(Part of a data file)
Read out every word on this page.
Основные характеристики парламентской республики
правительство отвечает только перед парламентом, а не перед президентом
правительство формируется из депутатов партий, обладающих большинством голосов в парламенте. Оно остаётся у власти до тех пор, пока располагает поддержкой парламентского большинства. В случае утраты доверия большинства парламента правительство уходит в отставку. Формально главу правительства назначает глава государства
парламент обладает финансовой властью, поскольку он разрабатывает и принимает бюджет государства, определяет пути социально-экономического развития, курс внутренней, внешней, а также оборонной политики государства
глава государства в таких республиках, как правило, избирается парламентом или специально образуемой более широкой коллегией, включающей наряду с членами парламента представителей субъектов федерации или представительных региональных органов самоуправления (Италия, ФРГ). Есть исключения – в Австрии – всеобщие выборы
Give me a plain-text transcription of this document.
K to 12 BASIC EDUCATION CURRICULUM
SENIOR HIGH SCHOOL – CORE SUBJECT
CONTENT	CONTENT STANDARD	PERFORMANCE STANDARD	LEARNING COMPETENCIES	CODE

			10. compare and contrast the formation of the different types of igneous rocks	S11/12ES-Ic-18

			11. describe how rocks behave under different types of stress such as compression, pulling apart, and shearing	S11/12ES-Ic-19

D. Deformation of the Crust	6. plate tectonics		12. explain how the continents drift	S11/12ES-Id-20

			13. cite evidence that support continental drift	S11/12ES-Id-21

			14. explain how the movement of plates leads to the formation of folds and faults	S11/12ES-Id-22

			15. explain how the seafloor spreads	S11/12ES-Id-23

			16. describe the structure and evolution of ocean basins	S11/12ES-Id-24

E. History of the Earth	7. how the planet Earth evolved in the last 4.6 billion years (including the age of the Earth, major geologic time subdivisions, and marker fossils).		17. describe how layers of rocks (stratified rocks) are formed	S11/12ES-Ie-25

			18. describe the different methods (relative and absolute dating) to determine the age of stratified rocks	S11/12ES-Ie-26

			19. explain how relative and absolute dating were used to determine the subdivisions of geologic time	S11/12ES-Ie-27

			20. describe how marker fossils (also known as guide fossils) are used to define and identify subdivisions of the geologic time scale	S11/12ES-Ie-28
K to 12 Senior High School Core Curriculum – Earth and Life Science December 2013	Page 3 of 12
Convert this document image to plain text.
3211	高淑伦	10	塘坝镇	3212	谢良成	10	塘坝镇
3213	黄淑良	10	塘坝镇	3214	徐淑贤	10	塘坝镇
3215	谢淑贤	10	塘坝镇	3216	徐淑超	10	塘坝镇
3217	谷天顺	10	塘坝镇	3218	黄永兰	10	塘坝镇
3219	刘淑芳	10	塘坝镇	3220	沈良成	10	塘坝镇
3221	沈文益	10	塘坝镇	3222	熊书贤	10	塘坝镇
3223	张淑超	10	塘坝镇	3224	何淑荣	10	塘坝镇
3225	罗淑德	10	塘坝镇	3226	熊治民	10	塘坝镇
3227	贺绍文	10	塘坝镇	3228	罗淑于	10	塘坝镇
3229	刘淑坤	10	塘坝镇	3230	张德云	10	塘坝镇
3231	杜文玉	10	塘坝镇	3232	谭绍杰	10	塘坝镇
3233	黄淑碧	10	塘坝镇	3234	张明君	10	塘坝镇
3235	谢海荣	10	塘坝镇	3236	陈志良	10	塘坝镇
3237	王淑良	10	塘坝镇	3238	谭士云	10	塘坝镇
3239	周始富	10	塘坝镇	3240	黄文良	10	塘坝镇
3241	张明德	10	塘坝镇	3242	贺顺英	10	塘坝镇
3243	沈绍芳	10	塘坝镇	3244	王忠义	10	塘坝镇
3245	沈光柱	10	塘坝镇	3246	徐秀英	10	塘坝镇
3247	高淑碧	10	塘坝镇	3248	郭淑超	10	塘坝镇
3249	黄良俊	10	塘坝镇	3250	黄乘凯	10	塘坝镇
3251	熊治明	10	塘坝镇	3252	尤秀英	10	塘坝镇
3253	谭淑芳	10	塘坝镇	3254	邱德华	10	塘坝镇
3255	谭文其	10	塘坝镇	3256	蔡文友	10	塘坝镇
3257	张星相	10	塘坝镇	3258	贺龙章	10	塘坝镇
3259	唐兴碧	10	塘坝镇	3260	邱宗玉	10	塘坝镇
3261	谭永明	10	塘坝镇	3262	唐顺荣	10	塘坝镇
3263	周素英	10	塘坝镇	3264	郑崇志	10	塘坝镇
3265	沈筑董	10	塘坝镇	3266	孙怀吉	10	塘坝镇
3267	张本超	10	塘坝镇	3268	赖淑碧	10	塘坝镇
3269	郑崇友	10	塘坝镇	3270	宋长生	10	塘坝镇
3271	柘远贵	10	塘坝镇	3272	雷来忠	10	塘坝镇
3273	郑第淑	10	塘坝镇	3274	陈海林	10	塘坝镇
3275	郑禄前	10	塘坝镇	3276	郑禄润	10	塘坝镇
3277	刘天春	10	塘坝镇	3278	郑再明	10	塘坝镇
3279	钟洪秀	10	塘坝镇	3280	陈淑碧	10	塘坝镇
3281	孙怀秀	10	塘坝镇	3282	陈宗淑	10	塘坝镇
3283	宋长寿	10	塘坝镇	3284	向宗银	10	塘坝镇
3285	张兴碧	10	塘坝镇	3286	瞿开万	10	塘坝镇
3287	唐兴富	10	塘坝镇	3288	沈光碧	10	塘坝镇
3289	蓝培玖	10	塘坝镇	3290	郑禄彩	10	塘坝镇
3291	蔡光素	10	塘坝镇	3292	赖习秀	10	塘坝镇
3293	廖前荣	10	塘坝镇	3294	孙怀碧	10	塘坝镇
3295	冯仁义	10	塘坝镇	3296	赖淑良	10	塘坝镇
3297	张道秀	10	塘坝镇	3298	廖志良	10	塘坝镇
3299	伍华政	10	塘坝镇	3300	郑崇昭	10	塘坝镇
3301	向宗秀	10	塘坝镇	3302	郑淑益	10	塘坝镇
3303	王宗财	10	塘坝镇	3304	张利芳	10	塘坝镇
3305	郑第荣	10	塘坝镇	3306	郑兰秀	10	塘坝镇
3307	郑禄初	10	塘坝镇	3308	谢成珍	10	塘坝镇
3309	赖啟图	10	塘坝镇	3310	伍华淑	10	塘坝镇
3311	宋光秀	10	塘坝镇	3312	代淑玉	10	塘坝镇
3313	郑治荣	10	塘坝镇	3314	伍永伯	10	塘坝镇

◆ **SHORT EXERCISE**:
Transcribe every entry word for word.

◆ **EXERCISE RESULT**:
Read out every word on this page.
Основные характеристики парламентской республики
правительство отвечает только перед парламентом, а не перед президентом
правительство формируется из депутатов партий, обладающих большинством голосов в парламенте. Оно остаётся у власти до тех пор, пока располагает поддержкой парламентского большинства. В случае утраты доверия большинства парламента правительство уходит в отставку. Формально главу правительства назначает глава государства
парламент обладает финансовой властью, поскольку он разрабатывает и принимает бюджет государства, определяет пути социально-экономического развития, курс внутренней, внешней, а также оборонной политики государства
глава государства в таких республиках, как правило, избирается парламентом или специально образуемой более широкой коллегией, включающей наряду с членами парламента представителей субъектов федерации или представительных региональных органов самоуправления (Италия, ФРГ). Есть исключения – в Австрии – всеобщие выборы
Give me a plain-text transcription of this document.
K to 12 BASIC EDUCATION CURRICULUM
SENIOR HIGH SCHOOL – CORE SUBJECT
CONTENT	CONTENT STANDARD	PERFORMANCE STANDARD	LEARNING COMPETENCIES	CODE

			10. compare and contrast the formation of the different types of igneous rocks	S11/12ES-Ic-18

			11. describe how rocks behave under different types of stress such as compression, pulling apart, and shearing	S11/12ES-Ic-19

D. Deformation of the Crust	6. plate tectonics		12. explain how the continents drift	S11/12ES-Id-20

			13. cite evidence that support continental drift	S11/12ES-Id-21

			14. explain how the movement of plates leads to the formation of folds and faults	S11/12ES-Id-22

			15. explain how the seafloor spreads	S11/12ES-Id-23

			16. describe the structure and evolution of ocean basins	S11/12ES-Id-24

E. History of the Earth	7. how the planet Earth evolved in the last 4.6 billion years (including the age of the Earth, major geologic time subdivisions, and marker fossils).		17. describe how layers of rocks (stratified rocks) are formed	S11/12ES-Ie-25

			18. describe the different methods (relative and absolute dating) to determine the age of stratified rocks	S11/12ES-Ie-26

			19. explain how relative and absolute dating were used to determine the subdivisions of geologic time	S11/12ES-Ie-27

			20. describe how marker fossils (also known as guide fossils) are used to define and identify subdivisions of the geologic time scale	S11/12ES-Ie-28
K to 12 Senior High School Core Curriculum – Earth and Life Science December 2013	Page 3 of 12
Convert this document image to plain text.
3211	高淑伦	10	塘坝镇	3212	谢良成	10	塘坝镇
3213	黄淑良	10	塘坝镇	3214	徐淑贤	10	塘坝镇
3215	谢淑贤	10	塘坝镇	3216	徐淑超	10	塘坝镇
3217	谷天顺	10	塘坝镇	3218	黄永兰	10	塘坝镇
3219	刘淑芳	10	塘坝镇	3220	沈良成	10	塘坝镇
3221	沈文益	10	塘坝镇	3222	熊书贤	10	塘坝镇
3223	张淑超	10	塘坝镇	3224	何淑荣	10	塘坝镇
3225	罗淑德	10	塘坝镇	3226	熊治民	10	塘坝镇
3227	贺绍文	10	塘坝镇	3228	罗淑于	10	塘坝镇
3229	刘淑坤	10	塘坝镇	3230	张德云	10	塘坝镇
3231	杜文玉	10	塘坝镇	3232	谭绍杰	10	塘坝镇
3233	黄淑碧	10	塘坝镇	3234	张明君	10	塘坝镇
3235	谢海荣	10	塘坝镇	3236	陈志良	10	塘坝镇
3237	王淑良	10	塘坝镇	3238	谭士云	10	塘坝镇
3239	周始富	10	塘坝镇	3240	黄文良	10	塘坝镇
3241	张明德	10	塘坝镇	3242	贺顺英	10	塘坝镇
3243	沈绍芳	10	塘坝镇	3244	王忠义	10	塘坝镇
3245	沈光柱	10	塘坝镇	3246	徐秀英	10	塘坝镇
3247	高淑碧	10	塘坝镇	3248	郭淑超	10	塘坝镇
3249	黄良俊	10	塘坝镇	3250	黄乘凯	10	塘坝镇
3251	熊治明	10	塘坝镇	3252	尤秀英	10	塘坝镇
3253	谭淑芳	10	塘坝镇	3254	邱德华	10	塘坝镇
3255	谭文其	10	塘坝镇	3256	蔡文友	10	塘坝镇
3257	张星相	10	塘坝镇	3258	贺龙章	10	塘坝镇
3259	唐兴碧	10	塘坝镇	3260	邱宗玉	10	塘坝镇
3261	谭永明	10	塘坝镇	3262	唐顺荣	10	塘坝镇
3263	周素英	10	塘坝镇	3264	郑崇志	10	塘坝镇
3265	沈筑董	10	塘坝镇	3266	孙怀吉	10	塘坝镇
3267	张本超	10	塘坝镇	3268	赖淑碧	10	塘坝镇
3269	郑崇友	10	塘坝镇	3270	宋长生	10	塘坝镇
3271	柘远贵	10	塘坝镇	3272	雷来忠	10	塘坝镇
3273	郑第淑	10	塘坝镇	3274	陈海林	10	塘坝镇
3275	郑禄前	10	塘坝镇	3276	郑禄润	10	塘坝镇
3277	刘天春	10	塘坝镇	3278	郑再明	10	塘坝镇
3279	钟洪秀	10	塘坝镇	3280	陈淑碧	10	塘坝镇
3281	孙怀秀	10	塘坝镇	3282	陈宗淑	10	塘坝镇
3283	宋长寿	10	塘坝镇	3284	向宗银	10	塘坝镇
3285	张兴碧	10	塘坝镇	3286	瞿开万	10	塘坝镇
3287	唐兴富	10	塘坝镇	3288	沈光碧	10	塘坝镇
3289	蓝培玖	10	塘坝镇	3290	郑禄彩	10	塘坝镇
3291	蔡光素	10	塘坝镇	3292	赖习秀	10	塘坝镇
3293	廖前荣	10	塘坝镇	3294	孙怀碧	10	塘坝镇
3295	冯仁义	10	塘坝镇	3296	赖淑良	10	塘坝镇
3297	张道秀	10	塘坝镇	3298	廖志良	10	塘坝镇
3299	伍华政	10	塘坝镇	3300	郑崇昭	10	塘坝镇
3301	向宗秀	10	塘坝镇	3302	郑淑益	10	塘坝镇
3303	王宗财	10	塘坝镇	3304	张利芳	10	塘坝镇
3305	郑第荣	10	塘坝镇	3306	郑兰秀	10	塘坝镇
3307	郑禄初	10	塘坝镇	3308	谢成珍	10	塘坝镇
3309	赖啟图	10	塘坝镇	3310	伍华淑	10	塘坝镇
3311	宋光秀	10	塘坝镇	3312	代淑玉	10	塘坝镇
3313	郑治荣	10	塘坝镇	3314	伍永伯	10	塘坝镇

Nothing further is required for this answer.